Records for this exercise -
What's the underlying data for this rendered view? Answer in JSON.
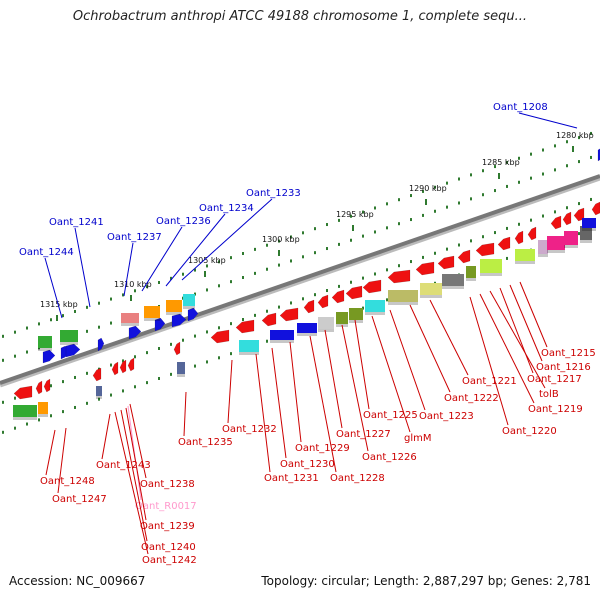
{
  "title": "Ochrobactrum anthropi ATCC 49188 chromosome 1, complete sequ...",
  "footer": {
    "accession": "Accession: NC_009667",
    "summary": "Topology: circular; Length: 2,887,297 bp; Genes: 2,781"
  },
  "colors": {
    "forward_gene_label": "#0000cc",
    "reverse_gene_label": "#cc0000",
    "rna_label": "#ff99cc",
    "backbone": "#777777",
    "tick_dot": "#2f7a2f"
  },
  "scale_ticks": [
    "1280 kbp",
    "1285 kbp",
    "1290 kbp",
    "1295 kbp",
    "1300 kbp",
    "1305 kbp",
    "1310 kbp",
    "1315 kbp"
  ],
  "forward_gene_labels": [
    "Oant_1208",
    "Oant_1233",
    "Oant_1234",
    "Oant_1236",
    "Oant_1237",
    "Oant_1241",
    "Oant_1244"
  ],
  "reverse_gene_labels": [
    "Oant_1215",
    "Oant_1216",
    "Oant_1217",
    "tolB",
    "Oant_1219",
    "Oant_1220",
    "Oant_1221",
    "Oant_1222",
    "Oant_1223",
    "glmM",
    "Oant_1225",
    "Oant_1226",
    "Oant_1227",
    "Oant_1228",
    "Oant_1229",
    "Oant_1230",
    "Oant_1231",
    "Oant_1232",
    "Oant_1235",
    "Oant_1243",
    "Oant_1238",
    "Oant_R0017",
    "Oant_1239",
    "Oant_1240",
    "Oant_1242",
    "Oant_1248",
    "Oant_1247"
  ],
  "rna_gene_labels": [
    "Oant_R0017"
  ]
}
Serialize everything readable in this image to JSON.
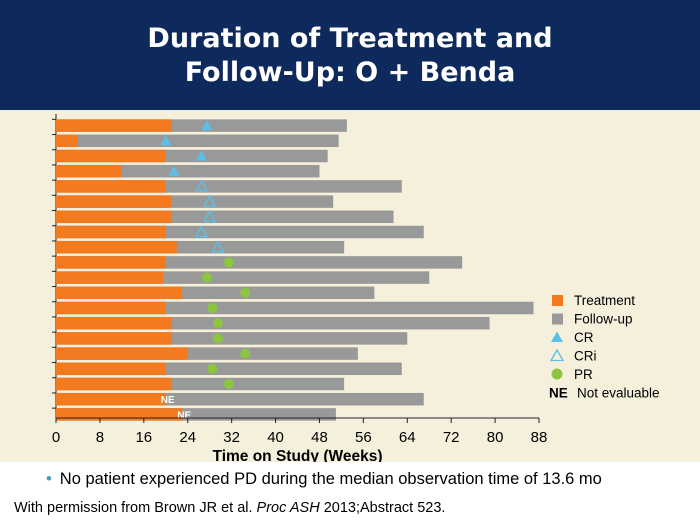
{
  "header": {
    "title_line1": "Duration of Treatment and",
    "title_line2": "Follow-Up: O + Benda"
  },
  "footer": {
    "bullet_text": "No patient experienced PD during the median observation time of 13.6 mo",
    "citation_prefix": "With permission from Brown JR et al. ",
    "citation_journal": "Proc ASH",
    "citation_suffix": " 2013;Abstract 523."
  },
  "colors": {
    "header_bg": "#0e2a5c",
    "plot_bg": "#f4f0dc",
    "treatment": "#f47a20",
    "followup": "#999999",
    "cr": "#5bc0e8",
    "cri": "#5bc0e8",
    "pr": "#8cc63f"
  },
  "chart_data": {
    "type": "bar",
    "orientation": "horizontal-stacked-swimmer",
    "xlabel": "Time on Study (Weeks)",
    "xlim": [
      0,
      88
    ],
    "xticks": [
      0,
      8,
      16,
      24,
      32,
      40,
      48,
      56,
      64,
      72,
      80,
      88
    ],
    "legend_position": "right",
    "legend": [
      {
        "key": "treatment",
        "label": "Treatment",
        "shape": "square"
      },
      {
        "key": "followup",
        "label": "Follow-up",
        "shape": "square"
      },
      {
        "key": "cr",
        "label": "CR",
        "shape": "filled-triangle"
      },
      {
        "key": "cri",
        "label": "CRi",
        "shape": "open-triangle"
      },
      {
        "key": "pr",
        "label": "PR",
        "shape": "circle"
      },
      {
        "key": "ne",
        "label": "Not evaluable",
        "shape": "text",
        "symbol": "NE"
      }
    ],
    "patients": [
      {
        "treatment": 21,
        "total": 53,
        "response": "CR",
        "response_week": 27.5
      },
      {
        "treatment": 4,
        "total": 51.5,
        "response": "CR",
        "response_week": 20
      },
      {
        "treatment": 20,
        "total": 49.5,
        "response": "CR",
        "response_week": 26.5
      },
      {
        "treatment": 12,
        "total": 48,
        "response": "CR",
        "response_week": 21.5
      },
      {
        "treatment": 20,
        "total": 63,
        "response": "CRi",
        "response_week": 26.5
      },
      {
        "treatment": 21,
        "total": 50.5,
        "response": "CRi",
        "response_week": 28
      },
      {
        "treatment": 21,
        "total": 61.5,
        "response": "CRi",
        "response_week": 28
      },
      {
        "treatment": 20,
        "total": 67,
        "response": "CRi",
        "response_week": 26.5
      },
      {
        "treatment": 22,
        "total": 52.5,
        "response": "CRi",
        "response_week": 29.5
      },
      {
        "treatment": 20,
        "total": 74,
        "response": "PR",
        "response_week": 31.5
      },
      {
        "treatment": 19.5,
        "total": 68,
        "response": "PR",
        "response_week": 27.5
      },
      {
        "treatment": 23,
        "total": 58,
        "response": "PR",
        "response_week": 34.5
      },
      {
        "treatment": 20,
        "total": 87,
        "response": "PR",
        "response_week": 28.5
      },
      {
        "treatment": 21,
        "total": 79,
        "response": "PR",
        "response_week": 29.5
      },
      {
        "treatment": 21,
        "total": 64,
        "response": "PR",
        "response_week": 29.5
      },
      {
        "treatment": 24,
        "total": 55,
        "response": "PR",
        "response_week": 34.5
      },
      {
        "treatment": 20,
        "total": 63,
        "response": "PR",
        "response_week": 28.5
      },
      {
        "treatment": 21,
        "total": 52.5,
        "response": "PR",
        "response_week": 31.5
      },
      {
        "treatment": 20,
        "total": 67,
        "response": "NE",
        "response_week": null
      },
      {
        "treatment": 23,
        "total": 51,
        "response": "NE",
        "response_week": null
      }
    ]
  }
}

Aim of the task -
Retrieve all lines from the data that contain the string "triangle".

Output of the task -
        "shape": "filled-triangle"
        "shape": "open-triangle"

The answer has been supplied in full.